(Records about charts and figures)
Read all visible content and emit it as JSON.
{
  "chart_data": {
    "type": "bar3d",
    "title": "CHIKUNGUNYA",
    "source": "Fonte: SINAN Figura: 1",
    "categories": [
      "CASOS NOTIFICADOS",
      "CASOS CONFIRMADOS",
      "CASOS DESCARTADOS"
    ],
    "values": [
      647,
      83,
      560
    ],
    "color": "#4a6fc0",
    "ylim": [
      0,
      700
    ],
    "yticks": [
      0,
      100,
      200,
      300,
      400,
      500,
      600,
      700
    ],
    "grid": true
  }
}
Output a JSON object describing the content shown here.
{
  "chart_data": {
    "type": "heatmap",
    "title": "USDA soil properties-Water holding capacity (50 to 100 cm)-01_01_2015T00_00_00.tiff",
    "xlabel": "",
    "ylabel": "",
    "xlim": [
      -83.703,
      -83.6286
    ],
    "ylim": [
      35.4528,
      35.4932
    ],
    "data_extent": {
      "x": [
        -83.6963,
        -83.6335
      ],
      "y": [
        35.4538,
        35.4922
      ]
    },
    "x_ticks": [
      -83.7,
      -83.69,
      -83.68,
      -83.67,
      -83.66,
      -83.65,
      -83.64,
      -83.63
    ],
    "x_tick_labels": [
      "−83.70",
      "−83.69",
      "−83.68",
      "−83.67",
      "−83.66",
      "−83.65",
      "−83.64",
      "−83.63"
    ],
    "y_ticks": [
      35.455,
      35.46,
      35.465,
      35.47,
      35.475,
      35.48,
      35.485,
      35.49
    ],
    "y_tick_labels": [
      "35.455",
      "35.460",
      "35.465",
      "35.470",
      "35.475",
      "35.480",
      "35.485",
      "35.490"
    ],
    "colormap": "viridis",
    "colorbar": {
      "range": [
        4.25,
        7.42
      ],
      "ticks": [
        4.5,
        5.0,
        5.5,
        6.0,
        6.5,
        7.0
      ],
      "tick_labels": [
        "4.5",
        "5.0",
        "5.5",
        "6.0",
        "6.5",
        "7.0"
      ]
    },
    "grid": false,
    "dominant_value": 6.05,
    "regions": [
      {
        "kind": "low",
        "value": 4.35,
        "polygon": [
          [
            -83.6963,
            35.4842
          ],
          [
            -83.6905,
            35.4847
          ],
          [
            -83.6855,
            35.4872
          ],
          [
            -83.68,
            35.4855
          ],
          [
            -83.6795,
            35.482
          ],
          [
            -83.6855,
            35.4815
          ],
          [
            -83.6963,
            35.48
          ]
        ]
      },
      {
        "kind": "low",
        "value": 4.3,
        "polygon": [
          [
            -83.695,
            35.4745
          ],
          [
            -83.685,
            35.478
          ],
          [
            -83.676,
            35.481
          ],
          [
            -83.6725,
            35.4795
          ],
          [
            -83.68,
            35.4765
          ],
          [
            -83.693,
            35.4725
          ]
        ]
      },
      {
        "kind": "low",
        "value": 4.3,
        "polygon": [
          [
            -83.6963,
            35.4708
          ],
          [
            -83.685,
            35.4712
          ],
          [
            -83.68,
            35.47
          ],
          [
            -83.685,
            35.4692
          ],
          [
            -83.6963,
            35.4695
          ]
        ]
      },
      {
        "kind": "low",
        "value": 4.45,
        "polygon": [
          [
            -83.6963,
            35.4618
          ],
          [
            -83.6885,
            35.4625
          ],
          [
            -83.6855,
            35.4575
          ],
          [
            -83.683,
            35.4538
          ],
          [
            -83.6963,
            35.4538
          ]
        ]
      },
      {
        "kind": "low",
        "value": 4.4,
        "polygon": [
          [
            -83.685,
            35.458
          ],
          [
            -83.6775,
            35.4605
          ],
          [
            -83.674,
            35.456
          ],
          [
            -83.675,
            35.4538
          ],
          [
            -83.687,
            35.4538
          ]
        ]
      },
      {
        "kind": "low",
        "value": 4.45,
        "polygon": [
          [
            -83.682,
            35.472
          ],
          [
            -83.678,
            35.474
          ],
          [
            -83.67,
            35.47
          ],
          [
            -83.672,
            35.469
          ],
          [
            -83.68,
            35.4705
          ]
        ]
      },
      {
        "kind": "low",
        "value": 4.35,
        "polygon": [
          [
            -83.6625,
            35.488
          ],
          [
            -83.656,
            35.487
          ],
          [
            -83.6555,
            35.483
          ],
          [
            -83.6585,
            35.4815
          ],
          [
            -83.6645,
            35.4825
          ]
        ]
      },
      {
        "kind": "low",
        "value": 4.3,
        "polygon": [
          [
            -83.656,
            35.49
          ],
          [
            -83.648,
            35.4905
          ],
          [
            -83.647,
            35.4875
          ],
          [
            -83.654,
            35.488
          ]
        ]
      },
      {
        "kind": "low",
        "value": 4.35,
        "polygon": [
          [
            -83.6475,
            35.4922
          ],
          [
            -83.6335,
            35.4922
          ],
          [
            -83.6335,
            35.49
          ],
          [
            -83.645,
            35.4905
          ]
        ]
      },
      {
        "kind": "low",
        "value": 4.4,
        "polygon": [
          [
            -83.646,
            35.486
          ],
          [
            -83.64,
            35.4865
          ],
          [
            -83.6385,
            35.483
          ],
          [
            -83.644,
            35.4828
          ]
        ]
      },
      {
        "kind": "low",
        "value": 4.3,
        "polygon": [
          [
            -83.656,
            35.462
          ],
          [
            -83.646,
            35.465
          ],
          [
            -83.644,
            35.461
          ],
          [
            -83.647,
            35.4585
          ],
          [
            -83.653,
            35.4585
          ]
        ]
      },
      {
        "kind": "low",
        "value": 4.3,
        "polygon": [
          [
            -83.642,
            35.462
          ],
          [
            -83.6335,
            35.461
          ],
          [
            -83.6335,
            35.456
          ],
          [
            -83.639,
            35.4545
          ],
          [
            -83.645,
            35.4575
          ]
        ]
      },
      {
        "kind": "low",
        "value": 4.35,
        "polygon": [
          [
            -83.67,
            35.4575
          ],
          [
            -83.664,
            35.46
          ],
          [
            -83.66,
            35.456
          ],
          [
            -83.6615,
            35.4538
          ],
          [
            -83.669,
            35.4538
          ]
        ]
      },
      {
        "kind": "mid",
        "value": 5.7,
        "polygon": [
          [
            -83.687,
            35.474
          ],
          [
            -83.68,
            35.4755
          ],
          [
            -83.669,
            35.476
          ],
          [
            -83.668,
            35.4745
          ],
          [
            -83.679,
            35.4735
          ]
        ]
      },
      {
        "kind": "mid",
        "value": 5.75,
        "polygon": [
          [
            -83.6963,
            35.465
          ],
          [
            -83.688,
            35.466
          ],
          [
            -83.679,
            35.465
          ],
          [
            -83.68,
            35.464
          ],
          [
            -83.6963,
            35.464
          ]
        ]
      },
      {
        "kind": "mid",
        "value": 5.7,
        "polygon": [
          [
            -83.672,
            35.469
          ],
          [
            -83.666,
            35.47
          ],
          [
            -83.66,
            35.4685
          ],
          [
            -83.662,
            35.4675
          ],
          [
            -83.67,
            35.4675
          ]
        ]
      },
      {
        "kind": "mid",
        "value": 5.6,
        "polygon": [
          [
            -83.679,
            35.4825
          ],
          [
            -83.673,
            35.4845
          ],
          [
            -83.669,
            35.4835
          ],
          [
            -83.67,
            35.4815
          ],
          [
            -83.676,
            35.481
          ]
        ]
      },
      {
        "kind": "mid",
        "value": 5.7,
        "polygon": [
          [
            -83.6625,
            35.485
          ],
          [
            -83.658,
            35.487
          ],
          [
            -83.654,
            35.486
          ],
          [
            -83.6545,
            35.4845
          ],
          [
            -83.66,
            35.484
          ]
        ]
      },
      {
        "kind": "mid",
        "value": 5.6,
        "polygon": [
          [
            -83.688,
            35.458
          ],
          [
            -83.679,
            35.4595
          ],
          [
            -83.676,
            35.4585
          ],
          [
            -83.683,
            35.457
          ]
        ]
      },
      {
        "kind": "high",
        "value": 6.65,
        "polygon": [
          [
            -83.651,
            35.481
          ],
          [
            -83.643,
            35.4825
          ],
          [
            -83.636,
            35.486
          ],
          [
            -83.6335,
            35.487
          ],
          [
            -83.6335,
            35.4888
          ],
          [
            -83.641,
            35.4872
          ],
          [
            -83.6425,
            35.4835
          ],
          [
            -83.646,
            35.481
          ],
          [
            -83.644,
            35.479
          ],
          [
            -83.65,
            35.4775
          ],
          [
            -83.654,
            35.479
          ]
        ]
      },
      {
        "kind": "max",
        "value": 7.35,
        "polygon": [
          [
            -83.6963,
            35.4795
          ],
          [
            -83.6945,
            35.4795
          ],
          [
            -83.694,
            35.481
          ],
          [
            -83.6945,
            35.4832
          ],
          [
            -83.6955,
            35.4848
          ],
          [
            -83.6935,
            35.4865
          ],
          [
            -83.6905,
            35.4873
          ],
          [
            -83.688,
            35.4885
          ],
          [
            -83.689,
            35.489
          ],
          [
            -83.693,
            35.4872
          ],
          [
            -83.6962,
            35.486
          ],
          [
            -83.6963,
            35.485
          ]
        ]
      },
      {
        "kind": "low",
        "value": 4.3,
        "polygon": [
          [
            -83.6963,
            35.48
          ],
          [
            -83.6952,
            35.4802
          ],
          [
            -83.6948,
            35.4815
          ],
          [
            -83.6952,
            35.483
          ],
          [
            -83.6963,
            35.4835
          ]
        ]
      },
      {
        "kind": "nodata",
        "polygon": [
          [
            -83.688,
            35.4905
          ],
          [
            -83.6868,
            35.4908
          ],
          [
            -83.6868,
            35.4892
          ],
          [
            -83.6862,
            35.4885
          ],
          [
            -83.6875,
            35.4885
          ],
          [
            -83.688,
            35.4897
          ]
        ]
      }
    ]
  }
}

→ **Work to do**
Isolate the lines that hold the word "content" and copy all of them.

→ **The completed task**
Read all visible content and emit it as JSON.
Output a JSON object describing the content shown here.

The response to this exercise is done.